Produce an exact copy of all the records.
* * *
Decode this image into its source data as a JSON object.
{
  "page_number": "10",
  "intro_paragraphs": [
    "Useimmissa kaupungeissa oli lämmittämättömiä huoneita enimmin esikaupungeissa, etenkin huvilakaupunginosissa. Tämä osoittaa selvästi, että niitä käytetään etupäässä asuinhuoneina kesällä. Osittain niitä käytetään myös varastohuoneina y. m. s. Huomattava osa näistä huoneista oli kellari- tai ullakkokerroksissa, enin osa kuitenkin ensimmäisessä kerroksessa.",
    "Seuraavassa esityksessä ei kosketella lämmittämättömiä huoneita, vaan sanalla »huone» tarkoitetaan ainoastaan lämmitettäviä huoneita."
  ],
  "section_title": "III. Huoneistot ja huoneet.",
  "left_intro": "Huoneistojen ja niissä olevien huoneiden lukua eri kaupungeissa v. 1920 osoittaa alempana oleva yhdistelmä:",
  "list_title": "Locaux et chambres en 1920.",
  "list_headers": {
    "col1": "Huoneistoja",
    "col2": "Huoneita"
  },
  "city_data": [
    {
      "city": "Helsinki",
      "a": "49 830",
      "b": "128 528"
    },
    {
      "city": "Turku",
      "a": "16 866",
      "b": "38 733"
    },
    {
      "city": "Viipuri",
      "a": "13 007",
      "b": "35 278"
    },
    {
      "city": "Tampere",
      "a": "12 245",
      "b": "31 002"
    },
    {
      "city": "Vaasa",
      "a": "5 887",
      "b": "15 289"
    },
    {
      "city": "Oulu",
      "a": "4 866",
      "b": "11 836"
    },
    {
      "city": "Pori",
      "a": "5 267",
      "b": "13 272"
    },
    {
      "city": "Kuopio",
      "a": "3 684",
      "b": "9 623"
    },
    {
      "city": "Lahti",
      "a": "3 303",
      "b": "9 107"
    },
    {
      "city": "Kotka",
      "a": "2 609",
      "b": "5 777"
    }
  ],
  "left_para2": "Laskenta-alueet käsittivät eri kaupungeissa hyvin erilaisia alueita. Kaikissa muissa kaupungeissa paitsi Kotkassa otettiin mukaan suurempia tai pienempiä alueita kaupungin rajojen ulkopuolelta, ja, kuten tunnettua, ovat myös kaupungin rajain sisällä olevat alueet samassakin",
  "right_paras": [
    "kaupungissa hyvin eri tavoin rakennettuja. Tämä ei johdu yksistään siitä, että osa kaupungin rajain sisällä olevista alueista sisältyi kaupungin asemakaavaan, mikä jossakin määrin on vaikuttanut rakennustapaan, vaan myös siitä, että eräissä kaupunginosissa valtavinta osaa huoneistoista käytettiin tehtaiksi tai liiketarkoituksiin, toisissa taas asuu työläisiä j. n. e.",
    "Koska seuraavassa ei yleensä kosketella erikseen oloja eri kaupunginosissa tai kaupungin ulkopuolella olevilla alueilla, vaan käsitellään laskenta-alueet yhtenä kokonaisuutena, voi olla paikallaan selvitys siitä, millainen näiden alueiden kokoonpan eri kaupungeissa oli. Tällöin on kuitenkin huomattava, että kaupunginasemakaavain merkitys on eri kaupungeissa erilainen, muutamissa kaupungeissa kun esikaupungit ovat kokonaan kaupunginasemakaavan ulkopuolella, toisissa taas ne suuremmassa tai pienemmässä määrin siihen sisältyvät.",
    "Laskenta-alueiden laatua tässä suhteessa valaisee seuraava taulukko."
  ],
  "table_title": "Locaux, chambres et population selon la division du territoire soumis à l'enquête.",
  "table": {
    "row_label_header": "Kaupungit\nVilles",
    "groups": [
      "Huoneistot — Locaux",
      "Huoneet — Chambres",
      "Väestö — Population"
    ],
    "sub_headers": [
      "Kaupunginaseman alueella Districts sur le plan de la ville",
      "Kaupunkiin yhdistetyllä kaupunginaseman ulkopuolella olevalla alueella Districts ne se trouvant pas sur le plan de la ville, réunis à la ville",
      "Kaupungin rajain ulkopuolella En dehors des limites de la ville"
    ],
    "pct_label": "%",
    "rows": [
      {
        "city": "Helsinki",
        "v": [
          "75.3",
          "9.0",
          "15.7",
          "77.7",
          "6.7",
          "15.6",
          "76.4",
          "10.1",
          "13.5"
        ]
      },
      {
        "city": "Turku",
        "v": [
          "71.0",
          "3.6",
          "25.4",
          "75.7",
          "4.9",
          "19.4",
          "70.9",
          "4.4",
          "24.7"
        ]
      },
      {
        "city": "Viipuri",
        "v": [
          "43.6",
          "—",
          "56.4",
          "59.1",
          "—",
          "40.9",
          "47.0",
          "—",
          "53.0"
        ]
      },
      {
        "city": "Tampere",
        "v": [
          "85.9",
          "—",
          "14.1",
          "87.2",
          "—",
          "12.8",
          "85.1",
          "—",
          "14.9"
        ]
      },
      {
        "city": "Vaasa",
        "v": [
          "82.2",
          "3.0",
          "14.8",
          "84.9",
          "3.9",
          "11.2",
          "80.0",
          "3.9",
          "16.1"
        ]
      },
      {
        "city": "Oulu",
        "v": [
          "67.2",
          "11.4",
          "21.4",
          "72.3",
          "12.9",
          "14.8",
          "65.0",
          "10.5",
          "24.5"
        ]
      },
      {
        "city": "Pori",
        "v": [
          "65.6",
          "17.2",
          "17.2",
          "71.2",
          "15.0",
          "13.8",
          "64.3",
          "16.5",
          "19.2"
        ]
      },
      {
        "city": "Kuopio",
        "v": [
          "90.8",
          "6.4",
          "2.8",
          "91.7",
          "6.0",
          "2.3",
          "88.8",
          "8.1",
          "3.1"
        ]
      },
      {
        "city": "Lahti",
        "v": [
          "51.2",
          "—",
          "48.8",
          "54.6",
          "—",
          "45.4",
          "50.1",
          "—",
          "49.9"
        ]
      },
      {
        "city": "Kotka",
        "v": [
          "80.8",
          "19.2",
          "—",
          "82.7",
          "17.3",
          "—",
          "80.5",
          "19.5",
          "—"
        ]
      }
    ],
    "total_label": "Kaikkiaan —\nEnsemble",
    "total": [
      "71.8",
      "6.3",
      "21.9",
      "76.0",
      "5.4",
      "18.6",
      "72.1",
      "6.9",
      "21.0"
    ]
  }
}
* * *
§ Reply
Decode this image into its source data as a JSON object.
{
  "page_number": "10",
  "intro_paragraphs": [
    "Useimmissa kaupungeissa oli lämmittämättömiä huoneita enimmin esikaupungeissa, etenkin huvilakaupunginosissa. Tämä osoittaa selvästi, että niitä käytetään etupäässä asuinhuoneina kesällä. Osittain niitä käytetään myös varastohuoneina y. m. s. Huomattava osa näistä huoneista oli kellari- tai ullakkokerroksissa, enin osa kuitenkin ensimmäisessä kerroksessa.",
    "Seuraavassa esityksessä ei kosketella lämmittämättömiä huoneita, vaan sanalla »huone» tarkoitetaan ainoastaan lämmitettäviä huoneita."
  ],
  "section_title": "III. Huoneistot ja huoneet.",
  "left_intro": "Huoneistojen ja niissä olevien huoneiden lukua eri kaupungeissa v. 1920 osoittaa alempana oleva yhdistelmä:",
  "list_title": "Locaux et chambres en 1920.",
  "list_headers": {
    "col1": "Huoneistoja",
    "col2": "Huoneita"
  },
  "city_data": [
    {
      "city": "Helsinki",
      "a": "49 830",
      "b": "128 528"
    },
    {
      "city": "Turku",
      "a": "16 866",
      "b": "38 733"
    },
    {
      "city": "Viipuri",
      "a": "13 007",
      "b": "35 278"
    },
    {
      "city": "Tampere",
      "a": "12 245",
      "b": "31 002"
    },
    {
      "city": "Vaasa",
      "a": "5 887",
      "b": "15 289"
    },
    {
      "city": "Oulu",
      "a": "4 866",
      "b": "11 836"
    },
    {
      "city": "Pori",
      "a": "5 267",
      "b": "13 272"
    },
    {
      "city": "Kuopio",
      "a": "3 684",
      "b": "9 623"
    },
    {
      "city": "Lahti",
      "a": "3 303",
      "b": "9 107"
    },
    {
      "city": "Kotka",
      "a": "2 609",
      "b": "5 777"
    }
  ],
  "left_para2": "Laskenta-alueet käsittivät eri kaupungeissa hyvin erilaisia alueita. Kaikissa muissa kaupungeissa paitsi Kotkassa otettiin mukaan suurempia tai pienempiä alueita kaupungin rajojen ulkopuolelta, ja, kuten tunnettua, ovat myös kaupungin rajain sisällä olevat alueet samassakin",
  "right_paras": [
    "kaupungissa hyvin eri tavoin rakennettuja. Tämä ei johdu yksistään siitä, että osa kaupungin rajain sisällä olevista alueista sisältyi kaupungin asemakaavaan, mikä jossakin määrin on vaikuttanut rakennustapaan, vaan myös siitä, että eräissä kaupunginosissa valtavinta osaa huoneistoista käytettiin tehtaiksi tai liiketarkoituksiin, toisissa taas asuu työläisiä j. n. e.",
    "Koska seuraavassa ei yleensä kosketella erikseen oloja eri kaupunginosissa tai kaupungin ulkopuolella olevilla alueilla, vaan käsitellään laskenta-alueet yhtenä kokonaisuutena, voi olla paikallaan selvitys siitä, millainen näiden alueiden kokoonpan eri kaupungeissa oli. Tällöin on kuitenkin huomattava, että kaupunginasemakaavain merkitys on eri kaupungeissa erilainen, muutamissa kaupungeissa kun esikaupungit ovat kokonaan kaupunginasemakaavan ulkopuolella, toisissa taas ne suuremmassa tai pienemmässä määrin siihen sisältyvät.",
    "Laskenta-alueiden laatua tässä suhteessa valaisee seuraava taulukko."
  ],
  "table_title": "Locaux, chambres et population selon la division du territoire soumis à l'enquête.",
  "table": {
    "row_label_header": "Kaupungit\nVilles",
    "groups": [
      "Huoneistot — Locaux",
      "Huoneet — Chambres",
      "Väestö — Population"
    ],
    "sub_headers": [
      "Kaupunginaseman alueella Districts sur le plan de la ville",
      "Kaupunkiin yhdistetyllä kaupunginaseman ulkopuolella olevalla alueella Districts ne se trouvant pas sur le plan de la ville, réunis à la ville",
      "Kaupungin rajain ulkopuolella En dehors des limites de la ville"
    ],
    "pct_label": "%",
    "rows": [
      {
        "city": "Helsinki",
        "v": [
          "75.3",
          "9.0",
          "15.7",
          "77.7",
          "6.7",
          "15.6",
          "76.4",
          "10.1",
          "13.5"
        ]
      },
      {
        "city": "Turku",
        "v": [
          "71.0",
          "3.6",
          "25.4",
          "75.7",
          "4.9",
          "19.4",
          "70.9",
          "4.4",
          "24.7"
        ]
      },
      {
        "city": "Viipuri",
        "v": [
          "43.6",
          "—",
          "56.4",
          "59.1",
          "—",
          "40.9",
          "47.0",
          "—",
          "53.0"
        ]
      },
      {
        "city": "Tampere",
        "v": [
          "85.9",
          "—",
          "14.1",
          "87.2",
          "—",
          "12.8",
          "85.1",
          "—",
          "14.9"
        ]
      },
      {
        "city": "Vaasa",
        "v": [
          "82.2",
          "3.0",
          "14.8",
          "84.9",
          "3.9",
          "11.2",
          "80.0",
          "3.9",
          "16.1"
        ]
      },
      {
        "city": "Oulu",
        "v": [
          "67.2",
          "11.4",
          "21.4",
          "72.3",
          "12.9",
          "14.8",
          "65.0",
          "10.5",
          "24.5"
        ]
      },
      {
        "city": "Pori",
        "v": [
          "65.6",
          "17.2",
          "17.2",
          "71.2",
          "15.0",
          "13.8",
          "64.3",
          "16.5",
          "19.2"
        ]
      },
      {
        "city": "Kuopio",
        "v": [
          "90.8",
          "6.4",
          "2.8",
          "91.7",
          "6.0",
          "2.3",
          "88.8",
          "8.1",
          "3.1"
        ]
      },
      {
        "city": "Lahti",
        "v": [
          "51.2",
          "—",
          "48.8",
          "54.6",
          "—",
          "45.4",
          "50.1",
          "—",
          "49.9"
        ]
      },
      {
        "city": "Kotka",
        "v": [
          "80.8",
          "19.2",
          "—",
          "82.7",
          "17.3",
          "—",
          "80.5",
          "19.5",
          "—"
        ]
      }
    ],
    "total_label": "Kaikkiaan —\nEnsemble",
    "total": [
      "71.8",
      "6.3",
      "21.9",
      "76.0",
      "5.4",
      "18.6",
      "72.1",
      "6.9",
      "21.0"
    ]
  }
}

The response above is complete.